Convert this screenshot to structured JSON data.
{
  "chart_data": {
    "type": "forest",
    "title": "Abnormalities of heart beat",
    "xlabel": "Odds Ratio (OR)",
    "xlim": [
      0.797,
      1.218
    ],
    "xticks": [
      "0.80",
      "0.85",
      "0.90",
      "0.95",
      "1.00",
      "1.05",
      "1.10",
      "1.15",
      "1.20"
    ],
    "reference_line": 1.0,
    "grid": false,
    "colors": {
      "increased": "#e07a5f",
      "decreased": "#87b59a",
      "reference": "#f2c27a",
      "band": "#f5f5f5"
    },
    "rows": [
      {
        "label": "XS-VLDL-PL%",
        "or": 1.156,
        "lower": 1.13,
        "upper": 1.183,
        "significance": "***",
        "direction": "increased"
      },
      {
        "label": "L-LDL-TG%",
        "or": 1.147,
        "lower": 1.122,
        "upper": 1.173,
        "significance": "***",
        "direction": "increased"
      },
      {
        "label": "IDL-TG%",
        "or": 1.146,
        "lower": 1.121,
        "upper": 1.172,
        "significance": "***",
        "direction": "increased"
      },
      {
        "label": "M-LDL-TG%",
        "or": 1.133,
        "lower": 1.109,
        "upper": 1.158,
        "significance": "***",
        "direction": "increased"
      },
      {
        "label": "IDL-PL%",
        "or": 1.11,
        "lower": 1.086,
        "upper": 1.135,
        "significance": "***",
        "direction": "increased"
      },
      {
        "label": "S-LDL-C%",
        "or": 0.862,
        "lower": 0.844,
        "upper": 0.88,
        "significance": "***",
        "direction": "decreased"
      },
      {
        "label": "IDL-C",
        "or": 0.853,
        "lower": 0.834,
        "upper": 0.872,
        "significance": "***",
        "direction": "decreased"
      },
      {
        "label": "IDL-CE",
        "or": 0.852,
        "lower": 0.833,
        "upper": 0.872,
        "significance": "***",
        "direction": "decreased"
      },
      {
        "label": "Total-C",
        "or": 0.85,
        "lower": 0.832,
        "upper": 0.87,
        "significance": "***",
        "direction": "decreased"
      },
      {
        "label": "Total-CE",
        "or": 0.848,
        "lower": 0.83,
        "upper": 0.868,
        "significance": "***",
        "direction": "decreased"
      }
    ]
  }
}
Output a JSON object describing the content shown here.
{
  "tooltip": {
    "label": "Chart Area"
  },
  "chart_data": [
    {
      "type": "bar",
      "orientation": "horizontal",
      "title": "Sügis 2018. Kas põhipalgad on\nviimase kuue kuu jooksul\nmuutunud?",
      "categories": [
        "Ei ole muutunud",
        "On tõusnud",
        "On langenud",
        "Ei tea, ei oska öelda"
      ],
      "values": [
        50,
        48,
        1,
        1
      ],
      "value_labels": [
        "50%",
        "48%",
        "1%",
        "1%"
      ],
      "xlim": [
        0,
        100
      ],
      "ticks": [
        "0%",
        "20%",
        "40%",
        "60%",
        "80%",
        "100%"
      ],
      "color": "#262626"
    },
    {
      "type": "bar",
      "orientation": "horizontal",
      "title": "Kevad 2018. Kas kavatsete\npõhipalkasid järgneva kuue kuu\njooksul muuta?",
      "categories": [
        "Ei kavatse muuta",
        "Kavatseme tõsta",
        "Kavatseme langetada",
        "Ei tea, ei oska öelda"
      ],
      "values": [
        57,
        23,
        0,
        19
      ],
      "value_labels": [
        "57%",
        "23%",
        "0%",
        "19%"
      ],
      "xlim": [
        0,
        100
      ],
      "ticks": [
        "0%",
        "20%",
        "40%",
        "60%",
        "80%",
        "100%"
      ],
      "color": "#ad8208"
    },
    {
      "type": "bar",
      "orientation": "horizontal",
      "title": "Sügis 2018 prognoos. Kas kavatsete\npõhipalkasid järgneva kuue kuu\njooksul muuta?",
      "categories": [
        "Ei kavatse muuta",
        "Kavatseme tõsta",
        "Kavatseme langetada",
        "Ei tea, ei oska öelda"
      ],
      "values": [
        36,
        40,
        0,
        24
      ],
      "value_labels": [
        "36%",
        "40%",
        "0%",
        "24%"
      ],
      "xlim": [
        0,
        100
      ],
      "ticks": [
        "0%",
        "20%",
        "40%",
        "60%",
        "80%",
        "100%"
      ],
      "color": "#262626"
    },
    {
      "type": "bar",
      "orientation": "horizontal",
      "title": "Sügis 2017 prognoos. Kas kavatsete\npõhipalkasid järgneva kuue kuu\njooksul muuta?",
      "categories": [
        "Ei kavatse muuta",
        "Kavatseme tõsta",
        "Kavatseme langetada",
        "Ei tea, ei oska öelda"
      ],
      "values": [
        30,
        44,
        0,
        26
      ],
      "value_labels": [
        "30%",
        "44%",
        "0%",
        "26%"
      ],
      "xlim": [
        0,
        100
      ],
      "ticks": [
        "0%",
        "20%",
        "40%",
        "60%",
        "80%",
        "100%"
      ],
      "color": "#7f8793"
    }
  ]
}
◇ ◇ ◇
=== EXERCISE OBJECTIVE ===
Write out the entries in full, exactly as given.

=== FULL OUTPUT ===
Convert this screenshot to structured JSON data.
{
  "chart_data": {
    "type": "forest",
    "title": "Abnormalities of heart beat",
    "xlabel": "Odds Ratio (OR)",
    "xlim": [
      0.797,
      1.218
    ],
    "xticks": [
      "0.80",
      "0.85",
      "0.90",
      "0.95",
      "1.00",
      "1.05",
      "1.10",
      "1.15",
      "1.20"
    ],
    "reference_line": 1.0,
    "grid": false,
    "colors": {
      "increased": "#e07a5f",
      "decreased": "#87b59a",
      "reference": "#f2c27a",
      "band": "#f5f5f5"
    },
    "rows": [
      {
        "label": "XS-VLDL-PL%",
        "or": 1.156,
        "lower": 1.13,
        "upper": 1.183,
        "significance": "***",
        "direction": "increased"
      },
      {
        "label": "L-LDL-TG%",
        "or": 1.147,
        "lower": 1.122,
        "upper": 1.173,
        "significance": "***",
        "direction": "increased"
      },
      {
        "label": "IDL-TG%",
        "or": 1.146,
        "lower": 1.121,
        "upper": 1.172,
        "significance": "***",
        "direction": "increased"
      },
      {
        "label": "M-LDL-TG%",
        "or": 1.133,
        "lower": 1.109,
        "upper": 1.158,
        "significance": "***",
        "direction": "increased"
      },
      {
        "label": "IDL-PL%",
        "or": 1.11,
        "lower": 1.086,
        "upper": 1.135,
        "significance": "***",
        "direction": "increased"
      },
      {
        "label": "S-LDL-C%",
        "or": 0.862,
        "lower": 0.844,
        "upper": 0.88,
        "significance": "***",
        "direction": "decreased"
      },
      {
        "label": "IDL-C",
        "or": 0.853,
        "lower": 0.834,
        "upper": 0.872,
        "significance": "***",
        "direction": "decreased"
      },
      {
        "label": "IDL-CE",
        "or": 0.852,
        "lower": 0.833,
        "upper": 0.872,
        "significance": "***",
        "direction": "decreased"
      },
      {
        "label": "Total-C",
        "or": 0.85,
        "lower": 0.832,
        "upper": 0.87,
        "significance": "***",
        "direction": "decreased"
      },
      {
        "label": "Total-CE",
        "or": 0.848,
        "lower": 0.83,
        "upper": 0.868,
        "significance": "***",
        "direction": "decreased"
      }
    ]
  }
}
Output a JSON object describing the content shown here.
{
  "tooltip": {
    "label": "Chart Area"
  },
  "chart_data": [
    {
      "type": "bar",
      "orientation": "horizontal",
      "title": "Sügis 2018. Kas põhipalgad on\nviimase kuue kuu jooksul\nmuutunud?",
      "categories": [
        "Ei ole muutunud",
        "On tõusnud",
        "On langenud",
        "Ei tea, ei oska öelda"
      ],
      "values": [
        50,
        48,
        1,
        1
      ],
      "value_labels": [
        "50%",
        "48%",
        "1%",
        "1%"
      ],
      "xlim": [
        0,
        100
      ],
      "ticks": [
        "0%",
        "20%",
        "40%",
        "60%",
        "80%",
        "100%"
      ],
      "color": "#262626"
    },
    {
      "type": "bar",
      "orientation": "horizontal",
      "title": "Kevad 2018. Kas kavatsete\npõhipalkasid järgneva kuue kuu\njooksul muuta?",
      "categories": [
        "Ei kavatse muuta",
        "Kavatseme tõsta",
        "Kavatseme langetada",
        "Ei tea, ei oska öelda"
      ],
      "values": [
        57,
        23,
        0,
        19
      ],
      "value_labels": [
        "57%",
        "23%",
        "0%",
        "19%"
      ],
      "xlim": [
        0,
        100
      ],
      "ticks": [
        "0%",
        "20%",
        "40%",
        "60%",
        "80%",
        "100%"
      ],
      "color": "#ad8208"
    },
    {
      "type": "bar",
      "orientation": "horizontal",
      "title": "Sügis 2018 prognoos. Kas kavatsete\npõhipalkasid järgneva kuue kuu\njooksul muuta?",
      "categories": [
        "Ei kavatse muuta",
        "Kavatseme tõsta",
        "Kavatseme langetada",
        "Ei tea, ei oska öelda"
      ],
      "values": [
        36,
        40,
        0,
        24
      ],
      "value_labels": [
        "36%",
        "40%",
        "0%",
        "24%"
      ],
      "xlim": [
        0,
        100
      ],
      "ticks": [
        "0%",
        "20%",
        "40%",
        "60%",
        "80%",
        "100%"
      ],
      "color": "#262626"
    },
    {
      "type": "bar",
      "orientation": "horizontal",
      "title": "Sügis 2017 prognoos. Kas kavatsete\npõhipalkasid järgneva kuue kuu\njooksul muuta?",
      "categories": [
        "Ei kavatse muuta",
        "Kavatseme tõsta",
        "Kavatseme langetada",
        "Ei tea, ei oska öelda"
      ],
      "values": [
        30,
        44,
        0,
        26
      ],
      "value_labels": [
        "30%",
        "44%",
        "0%",
        "26%"
      ],
      "xlim": [
        0,
        100
      ],
      "ticks": [
        "0%",
        "20%",
        "40%",
        "60%",
        "80%",
        "100%"
      ],
      "color": "#7f8793"
    }
  ]
}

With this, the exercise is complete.